At the same time, I took this opportunity to remove (well, in this case, “remove” means “not write in the new book”) the names and addresses of people I was no longer in contact with and didn’t think I would be again. There are a few people I don’t miss—a handful of former friends who have become unfriends. There are lots of people I’ve just lost track of and think that the gap between us has grown so great that the casual friendship we shared a long time ago isn’t a strong enough base for renewal of that relationship.

And there’s one person who’s died. She was someone I went to grad school with (she had started in my department two or three years before me), and although we weren’t close friends who made plans to get together socially, we had many great conversations when we ran into each other on campus. I remember sitting with her in her office for a couple of hours the week before I left for Oregon, talking with her about fieldwork (she had already completed her own dissertation research, in Indonesia) and the Nikon SLR I’d just purchased from her. She’d bought it while in the field but found that she could not use a fully manual SLR because she had a slight tremor in her hand that prevented her from adjusting the focus accurately.

After I moved to the Mid-Atlantic several years ago, I didn’t keep in touch with her, but her contact information stayed in my address book. Last summer, I heard from another grad school colleague with whom I’d been out of touch and who told me that our mutual friend had committed suicide nearly three years earlier by stepping in front of a freight train. I was stunned to hear that news. And now, coming across her name on my printed-out address list, I was a bit taken aback again—and saddened not to put her in my new address book.

Marsha

Hats for Tina and Kevin

I first met my friend Tina in 1996, when the National Science Foundation decided to give me money to do some predoctoral research in Oregon. I needed a place to stay for the summer, so I looked up the University of Oregon student newspaper’s classified ads online and found an ad for a sublet. The person who placed the ad, Jeff, was himself going to be doing predoctoral research that summer, but in the South.* He said, “I think you’re fine, but my housemate, Tina, is the one who’s going to have to live with you, so you’ll need to talk with her, too.” I did, and we hit it off just fine.

When I drove out there by myself a few months later and arrived at her house, a yellow house with pink trim (next door to a pink house with yellow trim) in the Whiteaker neighborhood in Eugene, the first thing I saw as I walked through the wide-open front door were two kids jumping on the sofa in the front room. One looked about five years old, and the other looked to be around three.

“Um, hi,” I said. “Is Tina here?” “Tina!” the older one yelled, “your new housemate is here!”

She came downstairs, introduced the kids (who lived next door)**, showed me around, and then was off on her bike to her West African dance troupe practice. She was a fabulous roommate, and we had a great summer together. We kept in touch, and a few years later–when I was back in Oregon for a year-long stay to do my doctoral fieldwork–I visited her in Portland (where she’d move to pursue a graduate degree in social work), and she visited me in southern Oregon (where we hiked to the summit of Humbug Mountain and created huge sculptures on Lighthouse Beach with driftwood, seaweed, and other stuff washed up by the sea).

^^^^^^^^

*Set task A*. Rewrite the text's paragraph beginning "I first met my friend Tina" as a short bulleted list of its main facts.

[Dataset excerpt]
^^^^^^^^

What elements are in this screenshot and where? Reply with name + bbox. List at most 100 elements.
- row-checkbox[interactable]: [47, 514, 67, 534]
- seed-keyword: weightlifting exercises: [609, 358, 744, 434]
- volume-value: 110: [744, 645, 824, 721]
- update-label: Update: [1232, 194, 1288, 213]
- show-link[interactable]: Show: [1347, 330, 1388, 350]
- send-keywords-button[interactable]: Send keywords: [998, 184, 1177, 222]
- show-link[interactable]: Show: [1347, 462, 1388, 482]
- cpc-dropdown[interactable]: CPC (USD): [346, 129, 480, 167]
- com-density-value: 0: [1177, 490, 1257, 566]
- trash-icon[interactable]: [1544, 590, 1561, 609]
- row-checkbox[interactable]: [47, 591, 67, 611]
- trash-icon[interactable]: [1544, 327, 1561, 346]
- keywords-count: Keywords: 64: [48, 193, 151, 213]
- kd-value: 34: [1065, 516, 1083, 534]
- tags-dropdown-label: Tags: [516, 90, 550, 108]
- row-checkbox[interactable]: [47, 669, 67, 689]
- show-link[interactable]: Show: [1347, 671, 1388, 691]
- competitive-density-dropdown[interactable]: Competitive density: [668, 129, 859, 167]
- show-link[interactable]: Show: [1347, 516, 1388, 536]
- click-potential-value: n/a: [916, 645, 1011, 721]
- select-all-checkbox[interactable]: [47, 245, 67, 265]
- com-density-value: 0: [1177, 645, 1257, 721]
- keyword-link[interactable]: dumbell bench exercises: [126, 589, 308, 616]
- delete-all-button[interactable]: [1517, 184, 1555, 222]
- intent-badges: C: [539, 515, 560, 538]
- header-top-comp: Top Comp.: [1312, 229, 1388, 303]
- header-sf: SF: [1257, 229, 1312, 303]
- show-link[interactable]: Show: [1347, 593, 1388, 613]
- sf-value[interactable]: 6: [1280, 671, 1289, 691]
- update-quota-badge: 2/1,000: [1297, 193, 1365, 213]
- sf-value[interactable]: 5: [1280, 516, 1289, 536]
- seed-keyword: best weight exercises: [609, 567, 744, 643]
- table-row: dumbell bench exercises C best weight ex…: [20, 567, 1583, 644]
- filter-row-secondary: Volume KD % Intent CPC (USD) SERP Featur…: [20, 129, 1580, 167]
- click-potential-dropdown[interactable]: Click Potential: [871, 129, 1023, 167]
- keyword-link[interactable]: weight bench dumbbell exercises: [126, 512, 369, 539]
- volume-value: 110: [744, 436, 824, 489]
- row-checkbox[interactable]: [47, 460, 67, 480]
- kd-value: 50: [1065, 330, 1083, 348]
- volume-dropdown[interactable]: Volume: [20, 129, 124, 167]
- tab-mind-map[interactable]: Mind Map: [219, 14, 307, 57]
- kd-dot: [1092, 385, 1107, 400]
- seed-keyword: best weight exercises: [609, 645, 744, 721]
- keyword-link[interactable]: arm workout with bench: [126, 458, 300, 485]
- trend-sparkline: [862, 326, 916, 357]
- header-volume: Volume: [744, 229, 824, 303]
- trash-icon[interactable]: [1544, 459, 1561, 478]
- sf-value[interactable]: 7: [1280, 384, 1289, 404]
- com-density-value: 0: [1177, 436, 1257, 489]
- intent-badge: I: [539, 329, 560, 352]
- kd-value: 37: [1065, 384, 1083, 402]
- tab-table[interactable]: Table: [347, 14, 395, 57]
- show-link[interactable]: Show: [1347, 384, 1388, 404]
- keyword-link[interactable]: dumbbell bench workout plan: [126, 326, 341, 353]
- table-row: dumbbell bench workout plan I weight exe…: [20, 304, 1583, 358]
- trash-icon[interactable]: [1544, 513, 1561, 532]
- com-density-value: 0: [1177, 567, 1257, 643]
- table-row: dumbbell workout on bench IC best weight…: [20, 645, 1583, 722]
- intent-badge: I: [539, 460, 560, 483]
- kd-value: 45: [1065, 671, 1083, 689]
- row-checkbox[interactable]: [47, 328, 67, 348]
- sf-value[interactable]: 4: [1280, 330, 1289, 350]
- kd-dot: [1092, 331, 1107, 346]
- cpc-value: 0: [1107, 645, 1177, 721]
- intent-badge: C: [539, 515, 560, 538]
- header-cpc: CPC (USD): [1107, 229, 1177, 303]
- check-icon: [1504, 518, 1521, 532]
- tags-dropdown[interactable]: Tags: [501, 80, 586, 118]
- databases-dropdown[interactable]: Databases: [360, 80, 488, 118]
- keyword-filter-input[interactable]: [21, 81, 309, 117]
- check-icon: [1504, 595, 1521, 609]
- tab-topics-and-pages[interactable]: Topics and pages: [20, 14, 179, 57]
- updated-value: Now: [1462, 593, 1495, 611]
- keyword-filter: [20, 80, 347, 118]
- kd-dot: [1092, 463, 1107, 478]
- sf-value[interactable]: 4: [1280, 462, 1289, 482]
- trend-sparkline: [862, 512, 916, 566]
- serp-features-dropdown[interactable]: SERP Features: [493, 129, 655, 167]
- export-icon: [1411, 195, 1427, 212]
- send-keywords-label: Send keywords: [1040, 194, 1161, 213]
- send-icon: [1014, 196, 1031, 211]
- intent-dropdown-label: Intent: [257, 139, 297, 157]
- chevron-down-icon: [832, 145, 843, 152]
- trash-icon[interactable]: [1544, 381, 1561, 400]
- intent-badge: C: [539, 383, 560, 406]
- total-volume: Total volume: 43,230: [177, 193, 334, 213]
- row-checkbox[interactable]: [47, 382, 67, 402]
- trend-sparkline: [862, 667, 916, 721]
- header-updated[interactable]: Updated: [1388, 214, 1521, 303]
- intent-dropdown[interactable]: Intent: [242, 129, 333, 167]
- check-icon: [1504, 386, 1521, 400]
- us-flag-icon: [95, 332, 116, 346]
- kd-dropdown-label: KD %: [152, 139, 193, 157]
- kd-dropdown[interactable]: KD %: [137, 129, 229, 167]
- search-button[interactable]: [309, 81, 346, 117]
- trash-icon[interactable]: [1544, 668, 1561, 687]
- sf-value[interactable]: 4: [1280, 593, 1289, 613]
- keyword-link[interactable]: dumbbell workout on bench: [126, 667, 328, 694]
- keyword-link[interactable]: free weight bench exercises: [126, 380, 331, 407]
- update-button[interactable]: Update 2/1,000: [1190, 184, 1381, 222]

^^^^^^^^

*Set task B*. Transcribe the records from their first line through the line that contains "- keywords-count: Keywords: 64: [48, 193, 151, 213]", including both ends.

*Expected answer A*.
- The writer first met Tina in 1996, when the National Science Foundation funded the writer's predoctoral research in Oregon.
- Needing a place to stay for the summer, the writer found an ad for a sublet in the University of Oregon student newspaper's online classifieds.
- Jeff, who placed the ad, was going to do predoctoral research in the South that summer.
- Jeff said his housemate, Tina, would be the one living with the writer, so the writer needed to talk with her too.
- The writer talked with Tina, and they hit it off.

*Expected answer B*.
What elements are in this screenshot and where? Reply with name + bbox. List at most 100 elements.
- row-checkbox[interactable]: [47, 514, 67, 534]
- seed-keyword: weightlifting exercises: [609, 358, 744, 434]
- volume-value: 110: [744, 645, 824, 721]
- update-label: Update: [1232, 194, 1288, 213]
- show-link[interactable]: Show: [1347, 330, 1388, 350]
- send-keywords-button[interactable]: Send keywords: [998, 184, 1177, 222]
- show-link[interactable]: Show: [1347, 462, 1388, 482]
- cpc-dropdown[interactable]: CPC (USD): [346, 129, 480, 167]
- com-density-value: 0: [1177, 490, 1257, 566]
- trash-icon[interactable]: [1544, 590, 1561, 609]
- row-checkbox[interactable]: [47, 591, 67, 611]
- trash-icon[interactable]: [1544, 327, 1561, 346]
- keywords-count: Keywords: 64: [48, 193, 151, 213]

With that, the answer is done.